YOUR OBJECTIVE: Gather up the lines with the word "incentives" in them.

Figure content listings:

^^^^^^^^

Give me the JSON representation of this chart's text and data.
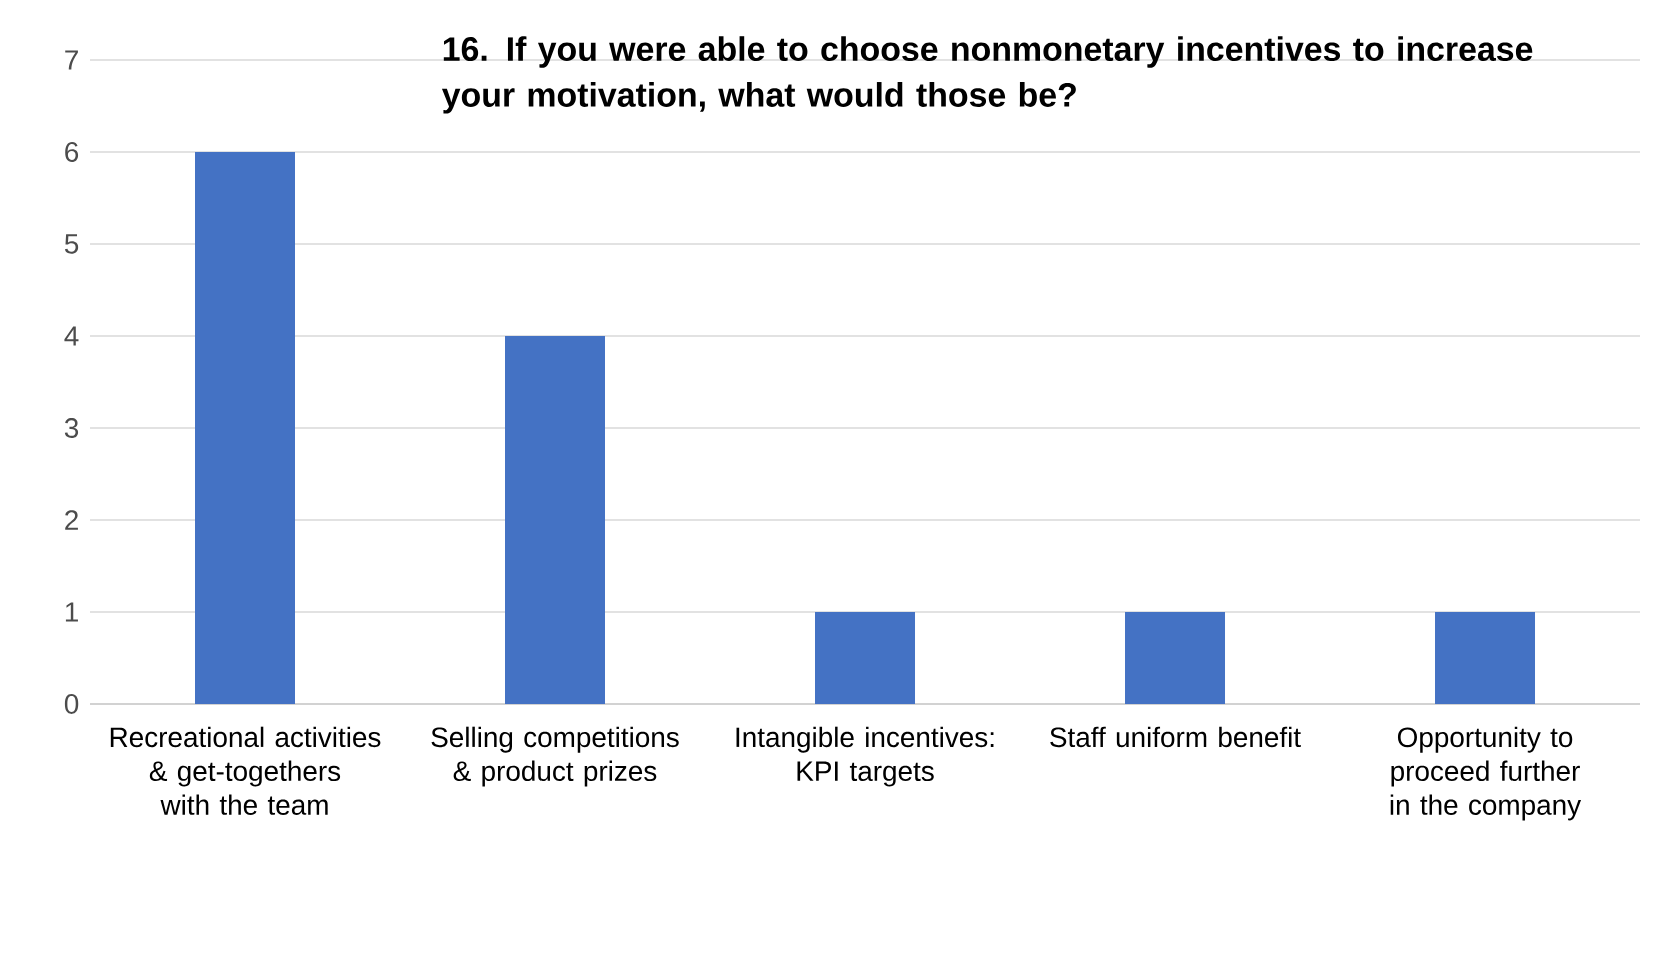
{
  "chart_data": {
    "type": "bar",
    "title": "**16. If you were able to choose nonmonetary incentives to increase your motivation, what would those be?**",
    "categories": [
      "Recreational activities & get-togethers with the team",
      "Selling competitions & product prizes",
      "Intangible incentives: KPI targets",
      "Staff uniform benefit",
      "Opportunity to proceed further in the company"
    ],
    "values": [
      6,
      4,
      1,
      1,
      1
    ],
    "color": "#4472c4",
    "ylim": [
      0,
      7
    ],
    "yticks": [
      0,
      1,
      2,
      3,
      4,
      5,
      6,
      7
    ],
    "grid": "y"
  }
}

^^^^^^^^

EXERCISE ANSWER:
    "title": "**16. If you were able to choose nonmonetary incentives to increase your motivation, what would those be?**",
      "Intangible incentives: KPI targets",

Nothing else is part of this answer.